(Layout annotation records)
++++++
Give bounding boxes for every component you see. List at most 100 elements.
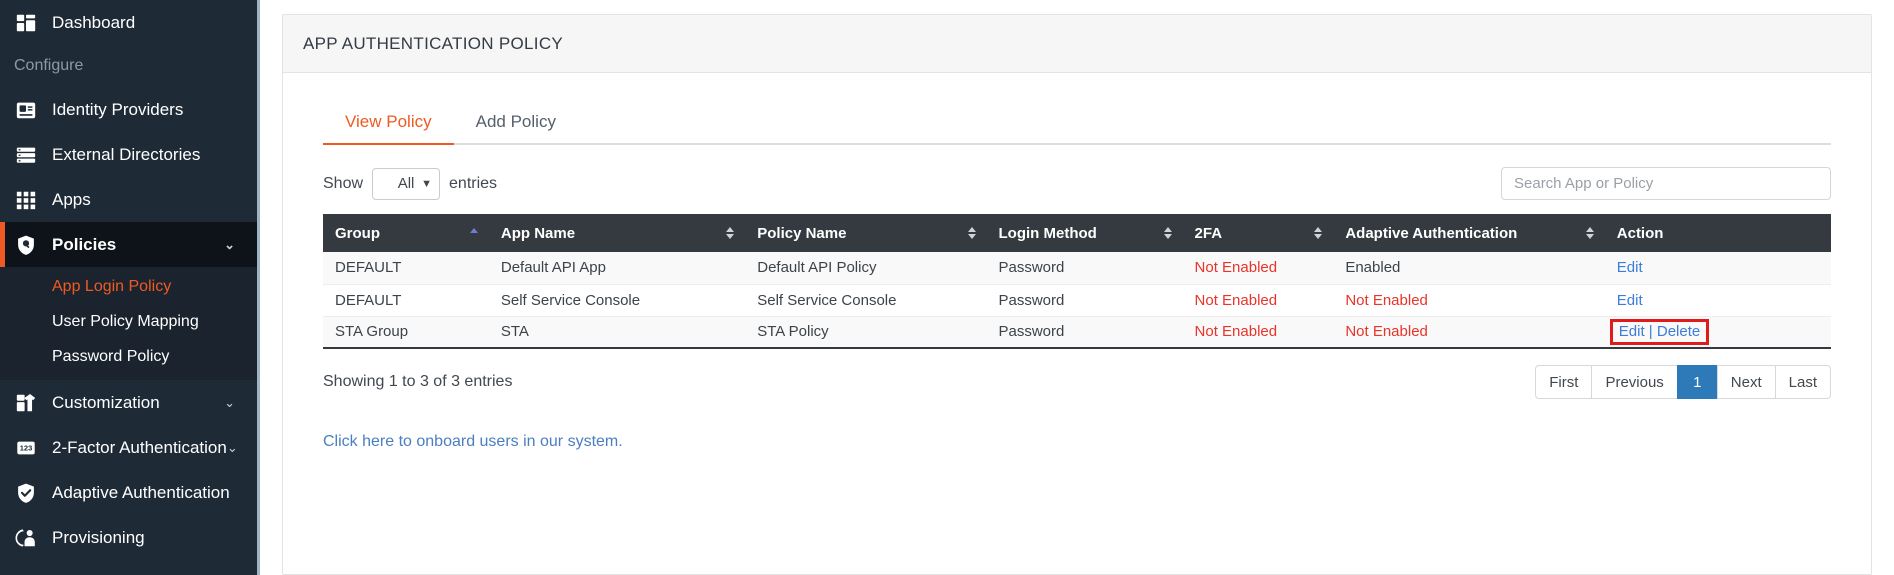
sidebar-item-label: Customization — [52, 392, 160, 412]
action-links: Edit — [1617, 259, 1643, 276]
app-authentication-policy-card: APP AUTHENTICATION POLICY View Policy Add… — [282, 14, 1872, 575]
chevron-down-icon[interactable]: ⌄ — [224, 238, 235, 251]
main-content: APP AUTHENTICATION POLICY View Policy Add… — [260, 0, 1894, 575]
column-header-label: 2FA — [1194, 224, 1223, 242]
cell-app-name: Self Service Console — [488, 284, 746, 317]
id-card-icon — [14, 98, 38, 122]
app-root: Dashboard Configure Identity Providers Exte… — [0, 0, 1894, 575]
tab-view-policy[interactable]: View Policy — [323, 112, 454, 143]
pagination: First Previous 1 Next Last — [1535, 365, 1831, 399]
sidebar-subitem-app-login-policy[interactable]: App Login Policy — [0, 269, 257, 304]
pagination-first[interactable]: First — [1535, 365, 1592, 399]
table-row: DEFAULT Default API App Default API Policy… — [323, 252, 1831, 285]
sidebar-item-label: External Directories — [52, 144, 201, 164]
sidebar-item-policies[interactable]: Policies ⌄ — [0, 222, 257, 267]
++++++
Set exercise
Can you format every line of the records above as a JSON list of strings, one string per line, with blank lines and pictures left out?

Output for this exercise
[
  "Give bounding boxes for every component you see. List at most 100 elements.",
  "sidebar-item-label: Customization — [52, 392, 160, 412]",
  "action-links: Edit — [1617, 259, 1643, 276]",
  "app-authentication-policy-card: APP AUTHENTICATION POLICY View Policy Add… — [282, 14, 1872, 575]",
  "chevron-down-icon[interactable]: ⌄ — [224, 238, 235, 251]",
  "main-content: APP AUTHENTICATION POLICY View Policy Add… — [260, 0, 1894, 575]",
  "column-header-label: 2FA — [1194, 224, 1223, 242]",
  "cell-app-name: Self Service Console — [488, 284, 746, 317]",
  "id-card-icon — [14, 98, 38, 122]",
  "app-root: Dashboard Configure Identity Providers Exte… — [0, 0, 1894, 575]",
  "tab-view-policy[interactable]: View Policy — [323, 112, 454, 143]",
  "pagination: First Previous 1 Next Last — [1535, 365, 1831, 399]",
  "sidebar-subitem-app-login-policy[interactable]: App Login Policy — [0, 269, 257, 304]",
  "pagination-first[interactable]: First — [1535, 365, 1592, 399]",
  "table-row: DEFAULT Default API App Default API Policy… — [323, 252, 1831, 285]",
  "sidebar-item-label: External Directories — [52, 144, 201, 164]",
  "sidebar-item-policies[interactable]: Policies ⌄ — [0, 222, 257, 267]"
]